The exercise:
From the entries that follow, gather each line holding the word "BCOUSD".

>> BEGIN Supplied information

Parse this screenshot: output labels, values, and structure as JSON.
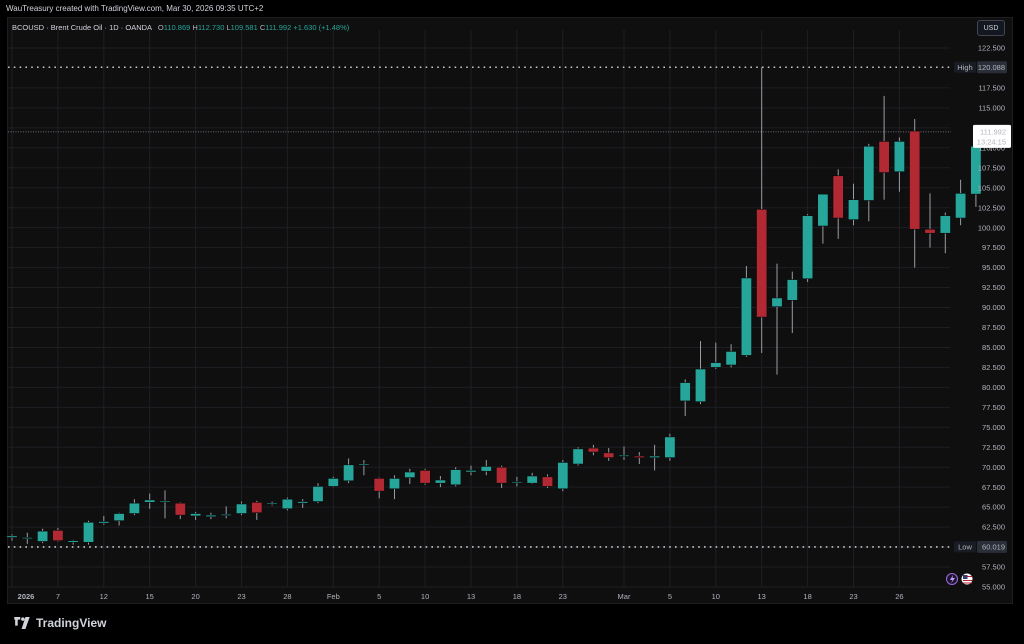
{
  "header": {
    "credit": "WauTreasury created with TradingView.com, Mar 30, 2026 09:35 UTC+2"
  },
  "legend": {
    "symbol": "BCOUSD · Brent Crude Oil · 1D · OANDA",
    "o_label": "O",
    "o": "110.869",
    "h_label": "H",
    "h": "112.730",
    "l_label": "L",
    "l": "109.581",
    "c_label": "C",
    "c": "111.992",
    "change": "+1.630 (+1.48%)"
  },
  "toolbar": {
    "currency": "USD"
  },
  "footer": {
    "brand": "TradingView"
  },
  "colors": {
    "up": "#26a69a",
    "down": "#b22833",
    "grid": "#1f1f23",
    "background": "#0f0f10"
  },
  "icons": [
    "lightning-icon",
    "us-flag-icon",
    "tradingview-logo-icon"
  ],
  "chart_data": {
    "type": "candlestick",
    "symbol": "BCOUSD",
    "ylim": [
      55.0,
      123.5
    ],
    "y_ticks": [
      "55.000",
      "57.500",
      "60.000",
      "62.500",
      "65.000",
      "67.500",
      "70.000",
      "72.500",
      "75.000",
      "77.500",
      "80.000",
      "82.500",
      "85.000",
      "87.500",
      "90.000",
      "92.500",
      "95.000",
      "97.500",
      "100.000",
      "102.500",
      "105.000",
      "107.500",
      "110.000",
      "112.500",
      "115.000",
      "117.500",
      "122.500"
    ],
    "x_ticks": [
      {
        "label": "2026",
        "index": 0,
        "bold": true
      },
      {
        "label": "7",
        "index": 3
      },
      {
        "label": "12",
        "index": 6
      },
      {
        "label": "15",
        "index": 9
      },
      {
        "label": "20",
        "index": 12
      },
      {
        "label": "23",
        "index": 15
      },
      {
        "label": "28",
        "index": 18
      },
      {
        "label": "Feb",
        "index": 21
      },
      {
        "label": "5",
        "index": 24
      },
      {
        "label": "10",
        "index": 27
      },
      {
        "label": "13",
        "index": 30
      },
      {
        "label": "18",
        "index": 33
      },
      {
        "label": "23",
        "index": 36
      },
      {
        "label": "Mar",
        "index": 40
      },
      {
        "label": "5",
        "index": 43
      },
      {
        "label": "10",
        "index": 46
      },
      {
        "label": "13",
        "index": 49
      },
      {
        "label": "18",
        "index": 52
      },
      {
        "label": "23",
        "index": 55
      },
      {
        "label": "26",
        "index": 58
      }
    ],
    "high_marker": {
      "label": "High",
      "value": "120.088",
      "y": 120.088
    },
    "low_marker": {
      "label": "Low",
      "value": "60.019",
      "y": 60.019
    },
    "last_price": {
      "value": "111.992",
      "countdown": "13:24:15",
      "y": 111.992
    },
    "candles": [
      {
        "o": 61.2,
        "h": 61.6,
        "l": 60.8,
        "c": 61.4
      },
      {
        "o": 61.1,
        "h": 61.8,
        "l": 60.4,
        "c": 61.2
      },
      {
        "o": 60.7,
        "h": 62.3,
        "l": 60.5,
        "c": 62.0
      },
      {
        "o": 62.1,
        "h": 62.4,
        "l": 60.7,
        "c": 60.8
      },
      {
        "o": 60.6,
        "h": 60.9,
        "l": 60.3,
        "c": 60.8
      },
      {
        "o": 60.6,
        "h": 63.3,
        "l": 60.3,
        "c": 63.1
      },
      {
        "o": 63.0,
        "h": 63.9,
        "l": 62.8,
        "c": 63.2
      },
      {
        "o": 63.3,
        "h": 64.3,
        "l": 62.7,
        "c": 64.2
      },
      {
        "o": 64.2,
        "h": 66.0,
        "l": 64.0,
        "c": 65.5
      },
      {
        "o": 65.6,
        "h": 66.7,
        "l": 64.8,
        "c": 65.9
      },
      {
        "o": 65.8,
        "h": 67.1,
        "l": 63.6,
        "c": 65.8
      },
      {
        "o": 65.5,
        "h": 65.6,
        "l": 63.5,
        "c": 64.0
      },
      {
        "o": 63.9,
        "h": 64.4,
        "l": 63.4,
        "c": 64.2
      },
      {
        "o": 63.8,
        "h": 64.3,
        "l": 63.5,
        "c": 64.0
      },
      {
        "o": 64.0,
        "h": 65.1,
        "l": 63.6,
        "c": 64.1
      },
      {
        "o": 64.2,
        "h": 65.7,
        "l": 64.0,
        "c": 65.4
      },
      {
        "o": 65.6,
        "h": 65.8,
        "l": 63.4,
        "c": 64.3
      },
      {
        "o": 65.5,
        "h": 65.7,
        "l": 65.2,
        "c": 65.5
      },
      {
        "o": 64.8,
        "h": 66.2,
        "l": 64.6,
        "c": 66.0
      },
      {
        "o": 65.5,
        "h": 66.0,
        "l": 64.9,
        "c": 65.7
      },
      {
        "o": 65.7,
        "h": 68.0,
        "l": 65.5,
        "c": 67.6
      },
      {
        "o": 67.6,
        "h": 68.8,
        "l": 67.5,
        "c": 68.6
      },
      {
        "o": 68.3,
        "h": 71.1,
        "l": 68.0,
        "c": 70.3
      },
      {
        "o": 70.3,
        "h": 70.9,
        "l": 69.0,
        "c": 70.4
      },
      {
        "o": 68.6,
        "h": 68.7,
        "l": 66.1,
        "c": 67.0
      },
      {
        "o": 67.3,
        "h": 69.0,
        "l": 66.0,
        "c": 68.6
      },
      {
        "o": 68.7,
        "h": 69.8,
        "l": 67.9,
        "c": 69.4
      },
      {
        "o": 69.6,
        "h": 69.8,
        "l": 67.8,
        "c": 68.0
      },
      {
        "o": 68.0,
        "h": 68.9,
        "l": 67.5,
        "c": 68.4
      },
      {
        "o": 67.8,
        "h": 70.0,
        "l": 67.6,
        "c": 69.7
      },
      {
        "o": 69.4,
        "h": 70.2,
        "l": 69.0,
        "c": 69.6
      },
      {
        "o": 69.5,
        "h": 70.9,
        "l": 69.0,
        "c": 70.1
      },
      {
        "o": 70.0,
        "h": 70.2,
        "l": 67.4,
        "c": 68.0
      },
      {
        "o": 68.2,
        "h": 68.8,
        "l": 67.6,
        "c": 68.2
      },
      {
        "o": 68.0,
        "h": 69.3,
        "l": 67.9,
        "c": 68.9
      },
      {
        "o": 68.8,
        "h": 69.1,
        "l": 67.4,
        "c": 67.6
      },
      {
        "o": 67.3,
        "h": 70.9,
        "l": 67.0,
        "c": 70.6
      },
      {
        "o": 70.4,
        "h": 72.5,
        "l": 70.2,
        "c": 72.3
      },
      {
        "o": 72.4,
        "h": 72.8,
        "l": 71.5,
        "c": 71.9
      },
      {
        "o": 71.8,
        "h": 72.4,
        "l": 70.8,
        "c": 71.2
      },
      {
        "o": 71.4,
        "h": 72.6,
        "l": 70.9,
        "c": 71.5
      },
      {
        "o": 71.4,
        "h": 71.9,
        "l": 70.4,
        "c": 71.2
      },
      {
        "o": 71.2,
        "h": 72.8,
        "l": 69.6,
        "c": 71.4
      },
      {
        "o": 71.2,
        "h": 74.2,
        "l": 70.8,
        "c": 73.8
      },
      {
        "o": 78.3,
        "h": 81.0,
        "l": 76.4,
        "c": 80.6
      },
      {
        "o": 78.2,
        "h": 85.8,
        "l": 77.9,
        "c": 82.3
      },
      {
        "o": 82.5,
        "h": 85.6,
        "l": 82.3,
        "c": 83.1
      },
      {
        "o": 82.8,
        "h": 85.4,
        "l": 82.5,
        "c": 84.5
      },
      {
        "o": 84.0,
        "h": 95.2,
        "l": 83.8,
        "c": 93.7
      },
      {
        "o": 102.3,
        "h": 120.088,
        "l": 84.3,
        "c": 88.8
      },
      {
        "o": 90.1,
        "h": 95.5,
        "l": 81.6,
        "c": 91.2
      },
      {
        "o": 90.9,
        "h": 94.5,
        "l": 86.8,
        "c": 93.5
      },
      {
        "o": 93.6,
        "h": 101.7,
        "l": 93.2,
        "c": 101.5
      },
      {
        "o": 100.2,
        "h": 104.0,
        "l": 98.0,
        "c": 104.2
      },
      {
        "o": 106.5,
        "h": 107.3,
        "l": 98.6,
        "c": 101.2
      },
      {
        "o": 101.0,
        "h": 105.5,
        "l": 100.3,
        "c": 103.5
      },
      {
        "o": 103.4,
        "h": 110.5,
        "l": 100.8,
        "c": 110.2
      },
      {
        "o": 110.8,
        "h": 116.5,
        "l": 103.5,
        "c": 106.9
      },
      {
        "o": 107.0,
        "h": 111.3,
        "l": 104.5,
        "c": 110.8
      },
      {
        "o": 112.1,
        "h": 113.6,
        "l": 95.0,
        "c": 99.8
      },
      {
        "o": 99.8,
        "h": 104.3,
        "l": 97.5,
        "c": 99.3
      },
      {
        "o": 99.3,
        "h": 101.9,
        "l": 96.8,
        "c": 101.5
      },
      {
        "o": 101.2,
        "h": 106.0,
        "l": 100.3,
        "c": 104.3
      },
      {
        "o": 104.2,
        "h": 110.5,
        "l": 102.6,
        "c": 110.2
      },
      {
        "o": 110.9,
        "h": 112.7,
        "l": 109.6,
        "c": 111.99
      }
    ]
  }
}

>> END Supplied information

Correct result:
    "symbol": "BCOUSD · Brent Crude Oil · 1D · OANDA",
    "symbol": "BCOUSD",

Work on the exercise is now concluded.